* WORK TO BE COMPLETED:
Retype all of the data exactly as given.

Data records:
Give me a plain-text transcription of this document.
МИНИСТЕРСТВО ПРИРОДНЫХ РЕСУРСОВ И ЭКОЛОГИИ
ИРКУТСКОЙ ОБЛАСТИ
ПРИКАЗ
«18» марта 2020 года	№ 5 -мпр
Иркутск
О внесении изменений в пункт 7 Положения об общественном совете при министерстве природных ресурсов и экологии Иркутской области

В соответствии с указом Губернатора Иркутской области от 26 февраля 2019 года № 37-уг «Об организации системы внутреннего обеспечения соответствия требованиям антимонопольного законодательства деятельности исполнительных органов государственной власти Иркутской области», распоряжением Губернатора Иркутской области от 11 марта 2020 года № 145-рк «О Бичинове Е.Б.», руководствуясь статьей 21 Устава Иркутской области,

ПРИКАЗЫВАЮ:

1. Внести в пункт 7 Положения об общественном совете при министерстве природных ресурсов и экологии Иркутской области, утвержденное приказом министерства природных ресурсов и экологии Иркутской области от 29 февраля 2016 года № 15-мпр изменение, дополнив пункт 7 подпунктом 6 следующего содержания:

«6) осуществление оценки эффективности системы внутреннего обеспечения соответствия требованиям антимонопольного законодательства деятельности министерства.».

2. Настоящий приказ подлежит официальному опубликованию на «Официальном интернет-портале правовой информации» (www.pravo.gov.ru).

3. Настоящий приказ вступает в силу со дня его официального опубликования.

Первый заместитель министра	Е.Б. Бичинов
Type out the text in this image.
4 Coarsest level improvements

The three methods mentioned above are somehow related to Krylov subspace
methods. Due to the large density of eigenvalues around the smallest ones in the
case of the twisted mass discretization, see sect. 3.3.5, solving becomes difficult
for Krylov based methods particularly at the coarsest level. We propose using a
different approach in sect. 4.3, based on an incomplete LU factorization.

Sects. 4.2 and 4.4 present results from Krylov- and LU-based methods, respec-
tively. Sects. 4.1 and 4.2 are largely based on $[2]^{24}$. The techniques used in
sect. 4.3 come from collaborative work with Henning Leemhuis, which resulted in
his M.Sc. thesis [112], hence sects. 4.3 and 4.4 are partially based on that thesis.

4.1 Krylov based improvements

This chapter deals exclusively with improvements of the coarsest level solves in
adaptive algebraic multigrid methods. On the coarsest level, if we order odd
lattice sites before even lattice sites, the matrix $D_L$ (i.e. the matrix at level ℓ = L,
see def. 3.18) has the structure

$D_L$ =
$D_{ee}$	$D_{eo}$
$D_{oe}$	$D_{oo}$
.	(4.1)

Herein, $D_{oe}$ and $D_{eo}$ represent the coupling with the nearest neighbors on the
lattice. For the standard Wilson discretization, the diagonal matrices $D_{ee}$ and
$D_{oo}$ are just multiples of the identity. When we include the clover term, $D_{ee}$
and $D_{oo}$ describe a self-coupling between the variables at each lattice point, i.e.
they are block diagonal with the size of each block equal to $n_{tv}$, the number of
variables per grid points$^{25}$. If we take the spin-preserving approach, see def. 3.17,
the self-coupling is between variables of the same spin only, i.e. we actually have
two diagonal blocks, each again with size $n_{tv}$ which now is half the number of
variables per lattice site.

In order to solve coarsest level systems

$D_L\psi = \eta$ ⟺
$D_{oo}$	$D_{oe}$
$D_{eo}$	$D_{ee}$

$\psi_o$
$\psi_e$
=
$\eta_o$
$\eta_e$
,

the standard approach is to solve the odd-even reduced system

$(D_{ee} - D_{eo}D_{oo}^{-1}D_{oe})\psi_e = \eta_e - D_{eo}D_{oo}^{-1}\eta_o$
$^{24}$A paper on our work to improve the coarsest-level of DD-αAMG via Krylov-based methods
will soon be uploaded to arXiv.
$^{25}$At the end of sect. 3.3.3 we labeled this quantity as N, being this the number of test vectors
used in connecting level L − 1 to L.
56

* TASK ANSWER:
Give me a plain-text transcription of this document.
МИНИСТЕРСТВО ПРИРОДНЫХ РЕСУРСОВ И ЭКОЛОГИИ
ИРКУТСКОЙ ОБЛАСТИ
ПРИКАЗ
«18» марта 2020 года	№ 5 -мпр
Иркутск
О внесении изменений в пункт 7 Положения об общественном совете при министерстве природных ресурсов и экологии Иркутской области

В соответствии с указом Губернатора Иркутской области от 26 февраля 2019 года № 37-уг «Об организации системы внутреннего обеспечения соответствия требованиям антимонопольного законодательства деятельности исполнительных органов государственной власти Иркутской области», распоряжением Губернатора Иркутской области от 11 марта 2020 года № 145-рк «О Бичинове Е.Б.», руководствуясь статьей 21 Устава Иркутской области,

ПРИКАЗЫВАЮ:

1. Внести в пункт 7 Положения об общественном совете при министерстве природных ресурсов и экологии Иркутской области, утвержденное приказом министерства природных ресурсов и экологии Иркутской области от 29 февраля 2016 года № 15-мпр изменение, дополнив пункт 7 подпунктом 6 следующего содержания:

«6) осуществление оценки эффективности системы внутреннего обеспечения соответствия требованиям антимонопольного законодательства деятельности министерства.».

2. Настоящий приказ подлежит официальному опубликованию на «Официальном интернет-портале правовой информации» (www.pravo.gov.ru).

3. Настоящий приказ вступает в силу со дня его официального опубликования.

Первый заместитель министра	Е.Б. Бичинов
Type out the text in this image.
4 Coarsest level improvements

The three methods mentioned above are somehow related to Krylov subspace
methods. Due to the large density of eigenvalues around the smallest ones in the
case of the twisted mass discretization, see sect. 3.3.5, solving becomes difficult
for Krylov based methods particularly at the coarsest level. We propose using a
different approach in sect. 4.3, based on an incomplete LU factorization.

Sects. 4.2 and 4.4 present results from Krylov- and LU-based methods, respec-
tively. Sects. 4.1 and 4.2 are largely based on $[2]^{24}$. The techniques used in
sect. 4.3 come from collaborative work with Henning Leemhuis, which resulted in
his M.Sc. thesis [112], hence sects. 4.3 and 4.4 are partially based on that thesis.

4.1 Krylov based improvements

This chapter deals exclusively with improvements of the coarsest level solves in
adaptive algebraic multigrid methods. On the coarsest level, if we order odd
lattice sites before even lattice sites, the matrix $D_L$ (i.e. the matrix at level ℓ = L,
see def. 3.18) has the structure

$D_L$ =
$D_{ee}$	$D_{eo}$
$D_{oe}$	$D_{oo}$
.	(4.1)

Herein, $D_{oe}$ and $D_{eo}$ represent the coupling with the nearest neighbors on the
lattice. For the standard Wilson discretization, the diagonal matrices $D_{ee}$ and
$D_{oo}$ are just multiples of the identity. When we include the clover term, $D_{ee}$
and $D_{oo}$ describe a self-coupling between the variables at each lattice point, i.e.
they are block diagonal with the size of each block equal to $n_{tv}$, the number of
variables per grid points$^{25}$. If we take the spin-preserving approach, see def. 3.17,
the self-coupling is between variables of the same spin only, i.e. we actually have
two diagonal blocks, each again with size $n_{tv}$ which now is half the number of
variables per lattice site.

In order to solve coarsest level systems

$D_L\psi = \eta$ ⟺
$D_{oo}$	$D_{oe}$
$D_{eo}$	$D_{ee}$

$\psi_o$
$\psi_e$
=
$\eta_o$
$\eta_e$
,

the standard approach is to solve the odd-even reduced system

$(D_{ee} - D_{eo}D_{oo}^{-1}D_{oe})\psi_e = \eta_e - D_{eo}D_{oo}^{-1}\eta_o$
$^{24}$A paper on our work to improve the coarsest-level of DD-αAMG via Krylov-based methods
will soon be uploaded to arXiv.
$^{25}$At the end of sect. 3.3.3 we labeled this quantity as N, being this the number of test vectors
used in connecting level L − 1 to L.
56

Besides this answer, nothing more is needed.